AIM: Check each line of the listing below for the string "JSON", and copy the ones that have it.

RECORDS TO USE:
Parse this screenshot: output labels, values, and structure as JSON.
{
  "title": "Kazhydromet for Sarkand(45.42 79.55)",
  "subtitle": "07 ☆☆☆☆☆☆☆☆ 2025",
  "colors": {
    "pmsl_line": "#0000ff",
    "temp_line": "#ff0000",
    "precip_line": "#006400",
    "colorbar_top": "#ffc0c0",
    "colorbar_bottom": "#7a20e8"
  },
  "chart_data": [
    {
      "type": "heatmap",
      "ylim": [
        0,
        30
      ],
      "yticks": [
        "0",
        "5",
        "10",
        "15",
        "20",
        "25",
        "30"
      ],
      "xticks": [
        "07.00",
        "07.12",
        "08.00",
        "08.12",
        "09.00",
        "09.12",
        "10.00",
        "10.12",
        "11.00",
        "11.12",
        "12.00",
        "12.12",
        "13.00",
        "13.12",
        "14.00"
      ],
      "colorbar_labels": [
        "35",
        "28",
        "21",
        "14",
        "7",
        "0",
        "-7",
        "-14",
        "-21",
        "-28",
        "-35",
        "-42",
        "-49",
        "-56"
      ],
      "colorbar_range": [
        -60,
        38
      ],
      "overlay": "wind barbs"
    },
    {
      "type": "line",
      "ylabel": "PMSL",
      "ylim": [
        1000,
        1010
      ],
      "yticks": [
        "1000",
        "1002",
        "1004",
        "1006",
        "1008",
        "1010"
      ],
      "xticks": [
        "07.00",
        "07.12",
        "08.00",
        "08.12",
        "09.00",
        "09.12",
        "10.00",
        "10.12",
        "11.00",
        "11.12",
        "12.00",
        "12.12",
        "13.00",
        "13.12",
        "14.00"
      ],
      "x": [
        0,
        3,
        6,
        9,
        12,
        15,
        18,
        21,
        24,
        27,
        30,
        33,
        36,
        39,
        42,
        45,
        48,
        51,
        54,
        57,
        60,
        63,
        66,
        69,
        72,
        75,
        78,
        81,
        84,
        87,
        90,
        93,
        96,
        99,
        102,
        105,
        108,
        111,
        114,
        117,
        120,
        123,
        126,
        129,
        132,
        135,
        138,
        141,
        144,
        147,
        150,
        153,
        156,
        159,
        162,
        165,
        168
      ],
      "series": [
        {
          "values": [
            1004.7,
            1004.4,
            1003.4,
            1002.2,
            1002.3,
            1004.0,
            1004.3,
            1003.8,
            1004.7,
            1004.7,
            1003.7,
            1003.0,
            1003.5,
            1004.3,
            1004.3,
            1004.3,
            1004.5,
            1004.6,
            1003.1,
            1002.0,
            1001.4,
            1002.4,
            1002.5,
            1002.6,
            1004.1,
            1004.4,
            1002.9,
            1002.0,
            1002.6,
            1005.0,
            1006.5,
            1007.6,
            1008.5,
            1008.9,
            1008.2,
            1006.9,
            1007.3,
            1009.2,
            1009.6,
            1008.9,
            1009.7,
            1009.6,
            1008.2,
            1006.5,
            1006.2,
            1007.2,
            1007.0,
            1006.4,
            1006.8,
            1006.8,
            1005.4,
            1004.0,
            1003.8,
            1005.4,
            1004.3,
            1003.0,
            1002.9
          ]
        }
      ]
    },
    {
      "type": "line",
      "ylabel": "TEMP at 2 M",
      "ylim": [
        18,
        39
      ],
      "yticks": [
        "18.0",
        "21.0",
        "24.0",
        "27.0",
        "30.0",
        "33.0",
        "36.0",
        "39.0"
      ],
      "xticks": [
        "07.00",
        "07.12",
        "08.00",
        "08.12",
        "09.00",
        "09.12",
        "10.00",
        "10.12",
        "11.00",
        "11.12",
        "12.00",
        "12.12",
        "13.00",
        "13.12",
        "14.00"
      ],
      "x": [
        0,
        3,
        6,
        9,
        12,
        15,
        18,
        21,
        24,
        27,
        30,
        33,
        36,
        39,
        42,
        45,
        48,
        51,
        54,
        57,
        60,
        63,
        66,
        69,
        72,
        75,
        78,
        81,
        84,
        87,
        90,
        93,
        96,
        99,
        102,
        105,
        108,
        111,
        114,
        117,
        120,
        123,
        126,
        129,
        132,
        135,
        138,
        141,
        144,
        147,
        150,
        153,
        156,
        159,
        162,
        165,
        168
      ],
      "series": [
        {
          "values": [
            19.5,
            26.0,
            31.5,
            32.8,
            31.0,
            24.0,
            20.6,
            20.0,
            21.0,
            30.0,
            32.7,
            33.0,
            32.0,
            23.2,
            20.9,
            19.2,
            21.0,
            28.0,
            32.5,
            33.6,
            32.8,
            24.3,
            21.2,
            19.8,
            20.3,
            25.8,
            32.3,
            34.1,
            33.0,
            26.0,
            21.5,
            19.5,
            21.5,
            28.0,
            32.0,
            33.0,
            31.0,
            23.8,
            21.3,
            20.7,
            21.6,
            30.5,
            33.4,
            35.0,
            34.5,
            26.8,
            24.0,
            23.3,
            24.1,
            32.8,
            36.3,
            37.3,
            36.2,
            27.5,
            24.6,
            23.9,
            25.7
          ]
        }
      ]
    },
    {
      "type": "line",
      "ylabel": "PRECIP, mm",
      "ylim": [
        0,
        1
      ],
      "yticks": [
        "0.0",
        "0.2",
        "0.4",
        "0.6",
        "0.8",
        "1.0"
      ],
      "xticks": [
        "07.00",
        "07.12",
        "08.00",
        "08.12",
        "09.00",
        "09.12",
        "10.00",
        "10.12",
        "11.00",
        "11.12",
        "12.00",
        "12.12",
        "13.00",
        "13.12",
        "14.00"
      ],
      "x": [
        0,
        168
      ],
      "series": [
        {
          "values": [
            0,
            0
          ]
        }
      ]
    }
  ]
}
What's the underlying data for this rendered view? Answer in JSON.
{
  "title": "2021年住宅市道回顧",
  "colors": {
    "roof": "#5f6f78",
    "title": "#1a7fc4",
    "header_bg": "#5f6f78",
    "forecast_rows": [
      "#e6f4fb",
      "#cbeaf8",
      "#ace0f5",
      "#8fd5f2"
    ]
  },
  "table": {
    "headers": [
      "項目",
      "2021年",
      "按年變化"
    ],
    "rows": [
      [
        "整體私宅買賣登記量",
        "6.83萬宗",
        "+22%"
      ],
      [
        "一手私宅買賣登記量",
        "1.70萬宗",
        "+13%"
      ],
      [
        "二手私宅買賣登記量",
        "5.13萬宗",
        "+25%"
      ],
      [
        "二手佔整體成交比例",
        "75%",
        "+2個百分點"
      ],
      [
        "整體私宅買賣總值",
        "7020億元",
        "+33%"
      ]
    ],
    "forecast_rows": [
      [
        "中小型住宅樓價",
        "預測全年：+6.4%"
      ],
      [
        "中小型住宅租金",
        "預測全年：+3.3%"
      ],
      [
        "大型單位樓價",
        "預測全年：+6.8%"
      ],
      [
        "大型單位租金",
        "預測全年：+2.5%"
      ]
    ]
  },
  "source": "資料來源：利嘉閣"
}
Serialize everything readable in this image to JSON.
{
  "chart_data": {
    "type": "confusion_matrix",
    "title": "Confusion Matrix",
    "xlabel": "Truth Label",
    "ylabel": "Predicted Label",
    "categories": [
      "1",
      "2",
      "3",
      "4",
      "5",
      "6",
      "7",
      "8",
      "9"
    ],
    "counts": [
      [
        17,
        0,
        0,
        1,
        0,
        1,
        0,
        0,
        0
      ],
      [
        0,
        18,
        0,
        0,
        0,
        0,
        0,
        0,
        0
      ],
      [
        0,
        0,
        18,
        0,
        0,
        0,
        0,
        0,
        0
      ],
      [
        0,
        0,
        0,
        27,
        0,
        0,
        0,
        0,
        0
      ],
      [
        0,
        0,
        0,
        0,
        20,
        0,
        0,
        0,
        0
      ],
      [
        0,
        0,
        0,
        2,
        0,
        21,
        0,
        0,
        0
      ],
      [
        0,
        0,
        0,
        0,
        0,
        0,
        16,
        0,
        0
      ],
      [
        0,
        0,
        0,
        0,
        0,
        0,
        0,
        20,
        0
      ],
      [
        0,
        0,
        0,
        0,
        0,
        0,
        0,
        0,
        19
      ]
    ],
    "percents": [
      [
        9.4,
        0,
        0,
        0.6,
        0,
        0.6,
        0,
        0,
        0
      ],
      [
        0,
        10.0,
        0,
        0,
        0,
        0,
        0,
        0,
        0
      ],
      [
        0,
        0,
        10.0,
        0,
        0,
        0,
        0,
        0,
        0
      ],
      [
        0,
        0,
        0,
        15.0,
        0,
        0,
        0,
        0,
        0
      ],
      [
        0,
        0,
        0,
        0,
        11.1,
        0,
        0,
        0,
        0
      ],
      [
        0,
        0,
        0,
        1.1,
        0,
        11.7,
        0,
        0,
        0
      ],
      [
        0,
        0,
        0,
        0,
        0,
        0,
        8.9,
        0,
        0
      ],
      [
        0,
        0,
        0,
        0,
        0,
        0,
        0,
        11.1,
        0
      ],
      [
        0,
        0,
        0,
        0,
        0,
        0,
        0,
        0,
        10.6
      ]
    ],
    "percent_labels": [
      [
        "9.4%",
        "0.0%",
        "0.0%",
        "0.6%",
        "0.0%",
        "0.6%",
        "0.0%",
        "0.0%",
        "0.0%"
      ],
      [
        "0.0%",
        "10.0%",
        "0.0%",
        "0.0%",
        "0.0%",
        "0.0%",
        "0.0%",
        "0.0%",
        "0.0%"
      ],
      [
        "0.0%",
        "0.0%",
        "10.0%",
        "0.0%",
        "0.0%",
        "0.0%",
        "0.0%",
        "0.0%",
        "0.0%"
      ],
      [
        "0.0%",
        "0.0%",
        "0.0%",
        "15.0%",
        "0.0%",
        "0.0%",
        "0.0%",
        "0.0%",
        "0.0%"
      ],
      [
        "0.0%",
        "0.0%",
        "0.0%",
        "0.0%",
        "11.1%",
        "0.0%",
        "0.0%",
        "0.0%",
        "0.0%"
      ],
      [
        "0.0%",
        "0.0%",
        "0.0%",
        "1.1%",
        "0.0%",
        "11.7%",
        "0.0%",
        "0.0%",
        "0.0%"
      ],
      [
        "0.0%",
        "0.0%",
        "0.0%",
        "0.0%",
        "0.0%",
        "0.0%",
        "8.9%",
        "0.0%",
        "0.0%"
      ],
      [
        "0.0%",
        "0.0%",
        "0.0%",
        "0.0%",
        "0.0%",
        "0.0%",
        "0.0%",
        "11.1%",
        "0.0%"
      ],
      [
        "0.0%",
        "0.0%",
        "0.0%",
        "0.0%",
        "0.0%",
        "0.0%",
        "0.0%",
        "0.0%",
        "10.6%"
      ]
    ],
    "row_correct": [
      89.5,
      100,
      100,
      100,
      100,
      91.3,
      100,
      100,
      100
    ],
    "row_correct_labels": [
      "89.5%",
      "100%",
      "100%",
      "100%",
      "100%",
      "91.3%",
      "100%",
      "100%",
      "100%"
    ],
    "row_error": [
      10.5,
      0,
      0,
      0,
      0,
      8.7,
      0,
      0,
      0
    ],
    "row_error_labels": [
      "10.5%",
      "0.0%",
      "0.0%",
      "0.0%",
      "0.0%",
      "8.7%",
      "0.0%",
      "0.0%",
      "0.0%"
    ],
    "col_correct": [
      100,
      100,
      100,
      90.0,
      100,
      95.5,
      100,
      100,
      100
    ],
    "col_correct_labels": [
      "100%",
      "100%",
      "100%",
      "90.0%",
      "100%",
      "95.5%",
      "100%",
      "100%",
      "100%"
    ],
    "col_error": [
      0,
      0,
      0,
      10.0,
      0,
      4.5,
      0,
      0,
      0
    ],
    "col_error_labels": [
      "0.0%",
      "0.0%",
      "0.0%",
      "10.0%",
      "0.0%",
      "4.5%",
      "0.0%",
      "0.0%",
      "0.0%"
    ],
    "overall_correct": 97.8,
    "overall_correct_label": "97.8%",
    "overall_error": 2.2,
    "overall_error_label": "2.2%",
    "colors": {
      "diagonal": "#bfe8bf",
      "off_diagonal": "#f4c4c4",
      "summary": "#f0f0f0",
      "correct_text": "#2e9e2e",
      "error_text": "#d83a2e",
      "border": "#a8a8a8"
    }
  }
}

ANSWER TO THIS PROBLEM:
Parse this screenshot: output labels, values, and structure as JSON.
What's the underlying data for this rendered view? Answer in JSON.
Serialize everything readable in this image to JSON.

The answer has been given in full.